YOUR INSTRUCTIONS ▸
Go through the entries below and print each one exactly, leaving out pictures.

* start SUPPLIED RECORDS *

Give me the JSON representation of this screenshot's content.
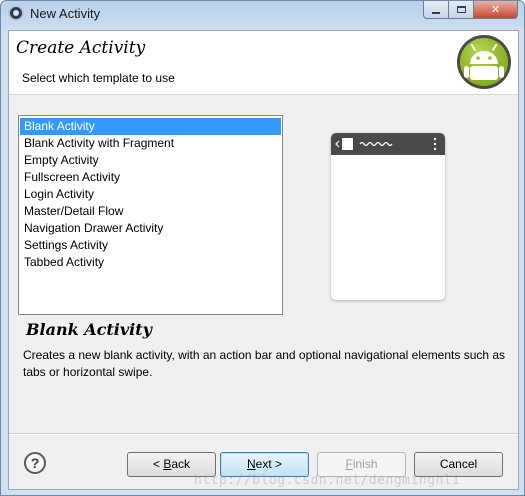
{
  "window": {
    "title": "New Activity",
    "buttons": {
      "close_glyph": "✕"
    }
  },
  "header": {
    "title": "Create Activity",
    "subtitle": "Select which template to use",
    "logo_icon": "android-icon"
  },
  "templates": {
    "items": [
      "Blank Activity",
      "Blank Activity with Fragment",
      "Empty Activity",
      "Fullscreen Activity",
      "Login Activity",
      "Master/Detail Flow",
      "Navigation Drawer Activity",
      "Settings Activity",
      "Tabbed Activity"
    ],
    "selected": "Blank Activity"
  },
  "description": {
    "title": "Blank Activity",
    "text": "Creates a new blank activity, with an action bar and optional navigational elements such as tabs or horizontal swipe."
  },
  "footer": {
    "help_icon": "?",
    "back_prefix": "< ",
    "back_mnemonic": "B",
    "back_rest": "ack",
    "next_mnemonic": "N",
    "next_rest": "ext >",
    "finish_mnemonic": "F",
    "finish_rest": "inish",
    "cancel_label": "Cancel"
  },
  "watermark": "http://blog.csdn.net/dengminghli",
  "colors": {
    "selection": "#3399ff",
    "android_green": "#97c024"
  }
}
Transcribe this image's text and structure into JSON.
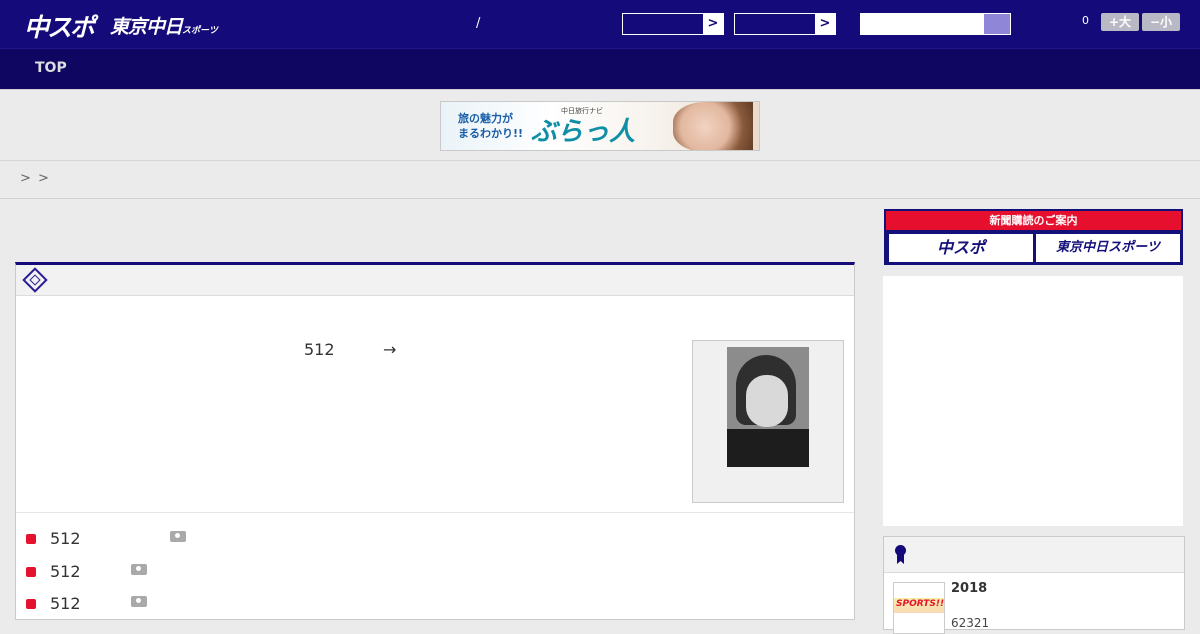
{
  "header": {
    "logo_main": "中スポ",
    "logo_tokyo": "東京中日",
    "logo_tokyo_small": "スポーツ",
    "date_separator": "/",
    "select_arrow_1": ">",
    "select_arrow_2": ">",
    "font_count": "0",
    "font_larger": "+大",
    "font_smaller": "−小",
    "colors": {
      "header_bg": "#140a7a",
      "accent_red": "#e4122e",
      "search_btn": "#8f86d8"
    }
  },
  "nav": {
    "items": [
      {
        "label": "TOP"
      }
    ]
  },
  "banner": {
    "line1": "旅の魅力が",
    "line2": "まるわかり!!",
    "brand_small": "中日旅行ナビ",
    "brand_large": "ぶらっ人"
  },
  "breadcrumb": {
    "sep1": ">",
    "sep2": ">"
  },
  "article": {
    "head_icon": "tag-icon",
    "lead_number": "512",
    "lead_arrow": "→",
    "related": [
      {
        "text": "512",
        "icon": "camera-icon"
      },
      {
        "text": "512",
        "icon": "camera-icon"
      },
      {
        "text": "512",
        "icon": "camera-icon"
      }
    ]
  },
  "sidebar": {
    "subscribe_title": "新聞購読のご案内",
    "subscribe_chuspo": "中スポ",
    "subscribe_tokyo": "東京中日スポーツ",
    "ranking": {
      "icon": "ribbon-icon",
      "thumb_text": "SPORTS!!",
      "title": "2018",
      "sub": "62321"
    }
  }
}
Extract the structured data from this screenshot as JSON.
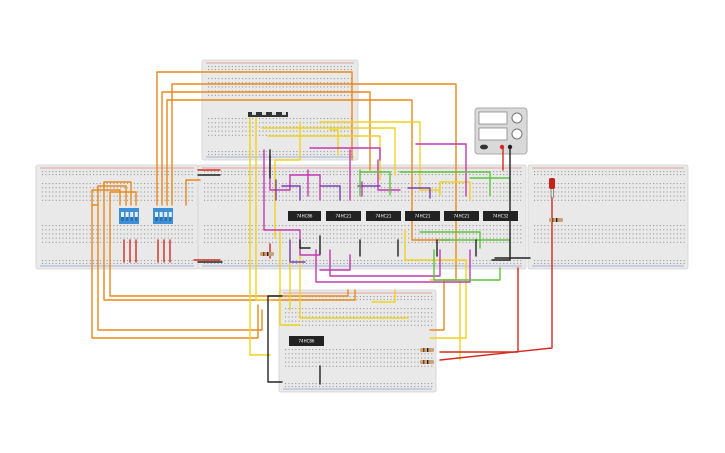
{
  "canvas": {
    "background": "#ffffff"
  },
  "colors": {
    "breadboard": "#e9e9e9",
    "breadboard_edge": "#d2d2d2",
    "hole": "#9a9a9a",
    "rail_red": "#d33a2c",
    "rail_blue": "#3a63c8",
    "chip": "#222222",
    "dip_switch": "#3d8fd6",
    "wire_orange": "#e8891c",
    "wire_yellow": "#f0d21e",
    "wire_magenta": "#c23bb0",
    "wire_purple": "#7b3fb5",
    "wire_green": "#5cc43b",
    "wire_red": "#d32a1f",
    "wire_black": "#222222",
    "wire_gray": "#888888",
    "resistor": "#c9a27a",
    "led": "#c8201a",
    "power_supply": "#d9d9d9"
  },
  "chips": [
    {
      "id": "chip-1",
      "label": "74HC86"
    },
    {
      "id": "chip-2",
      "label": "74HC21"
    },
    {
      "id": "chip-3",
      "label": "74HC21"
    },
    {
      "id": "chip-4",
      "label": "74HC21"
    },
    {
      "id": "chip-5",
      "label": "74HC21"
    },
    {
      "id": "chip-6",
      "label": "74HC32"
    },
    {
      "id": "chip-7",
      "label": "74HC86"
    }
  ],
  "components": {
    "dip_switches": 2,
    "breadboards": 5,
    "power_supply": "bench power supply",
    "led": "red LED",
    "resistors": 4
  }
}
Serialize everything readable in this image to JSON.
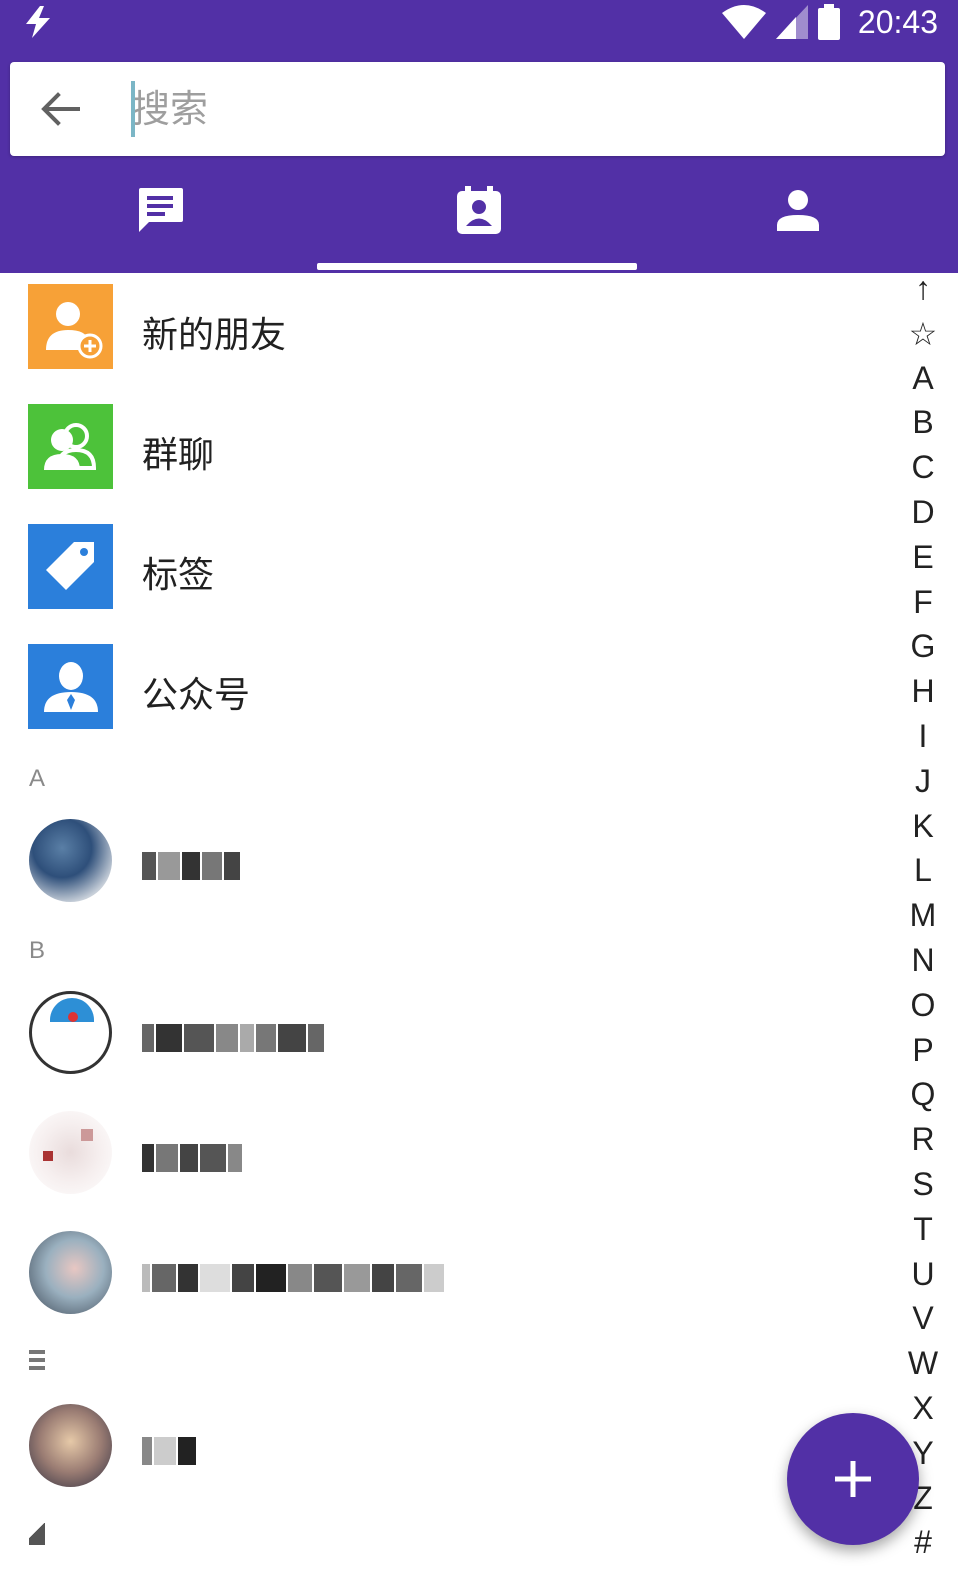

* end SUPPLIED RECORDS *

SOLUTION TO THIS TASK ▸
Give me the JSON representation of this screenshot's content.
{
  "window": {
    "title": "New Activity",
    "buttons": {
      "close_glyph": "✕"
    }
  },
  "header": {
    "title": "Create Activity",
    "subtitle": "Select which template to use",
    "logo_icon": "android-icon"
  },
  "templates": {
    "items": [
      "Blank Activity",
      "Blank Activity with Fragment",
      "Empty Activity",
      "Fullscreen Activity",
      "Login Activity",
      "Master/Detail Flow",
      "Navigation Drawer Activity",
      "Settings Activity",
      "Tabbed Activity"
    ],
    "selected": "Blank Activity"
  },
  "description": {
    "title": "Blank Activity",
    "text": "Creates a new blank activity, with an action bar and optional navigational elements such as tabs or horizontal swipe."
  },
  "footer": {
    "help_icon": "?",
    "back_prefix": "< ",
    "back_mnemonic": "B",
    "back_rest": "ack",
    "next_mnemonic": "N",
    "next_rest": "ext >",
    "finish_mnemonic": "F",
    "finish_rest": "inish",
    "cancel_label": "Cancel"
  },
  "watermark": "http://blog.csdn.net/dengminghli",
  "colors": {
    "selection": "#3399ff",
    "android_green": "#97c024"
  }
}
Transcribe this image's text and structure into JSON.
{
  "header": {
    "logo_main": "中スポ",
    "logo_tokyo": "東京中日",
    "logo_tokyo_small": "スポーツ",
    "date_separator": "/",
    "select_arrow_1": ">",
    "select_arrow_2": ">",
    "font_count": "0",
    "font_larger": "+大",
    "font_smaller": "−小",
    "colors": {
      "header_bg": "#140a7a",
      "accent_red": "#e4122e",
      "search_btn": "#8f86d8"
    }
  },
  "nav": {
    "items": [
      {
        "label": "TOP"
      }
    ]
  },
  "banner": {
    "line1": "旅の魅力が",
    "line2": "まるわかり!!",
    "brand_small": "中日旅行ナビ",
    "brand_large": "ぶらっ人"
  },
  "breadcrumb": {
    "sep1": ">",
    "sep2": ">"
  },
  "article": {
    "head_icon": "tag-icon",
    "lead_number": "512",
    "lead_arrow": "→",
    "related": [
      {
        "text": "512",
        "icon": "camera-icon"
      },
      {
        "text": "512",
        "icon": "camera-icon"
      },
      {
        "text": "512",
        "icon": "camera-icon"
      }
    ]
  },
  "sidebar": {
    "subscribe_title": "新聞購読のご案内",
    "subscribe_chuspo": "中スポ",
    "subscribe_tokyo": "東京中日スポーツ",
    "ranking": {
      "icon": "ribbon-icon",
      "thumb_text": "SPORTS!!",
      "title": "2018",
      "sub": "62321"
    }
  }
}
Extract the structured data from this screenshot as JSON.
{
  "canvas": {
    "background": "#ffffff"
  },
  "colors": {
    "breadboard": "#e9e9e9",
    "breadboard_edge": "#d2d2d2",
    "hole": "#9a9a9a",
    "rail_red": "#d33a2c",
    "rail_blue": "#3a63c8",
    "chip": "#222222",
    "dip_switch": "#3d8fd6",
    "wire_orange": "#e8891c",
    "wire_yellow": "#f0d21e",
    "wire_magenta": "#c23bb0",
    "wire_purple": "#7b3fb5",
    "wire_green": "#5cc43b",
    "wire_red": "#d32a1f",
    "wire_black": "#222222",
    "wire_gray": "#888888",
    "resistor": "#c9a27a",
    "led": "#c8201a",
    "power_supply": "#d9d9d9"
  },
  "chips": [
    {
      "id": "chip-1",
      "label": "74HC86"
    },
    {
      "id": "chip-2",
      "label": "74HC21"
    },
    {
      "id": "chip-3",
      "label": "74HC21"
    },
    {
      "id": "chip-4",
      "label": "74HC21"
    },
    {
      "id": "chip-5",
      "label": "74HC21"
    },
    {
      "id": "chip-6",
      "label": "74HC32"
    },
    {
      "id": "chip-7",
      "label": "74HC86"
    }
  ],
  "components": {
    "dip_switches": 2,
    "breadboards": 5,
    "power_supply": "bench power supply",
    "led": "red LED",
    "resistors": 4
  }
}
Serialize everything readable in this image to JSON.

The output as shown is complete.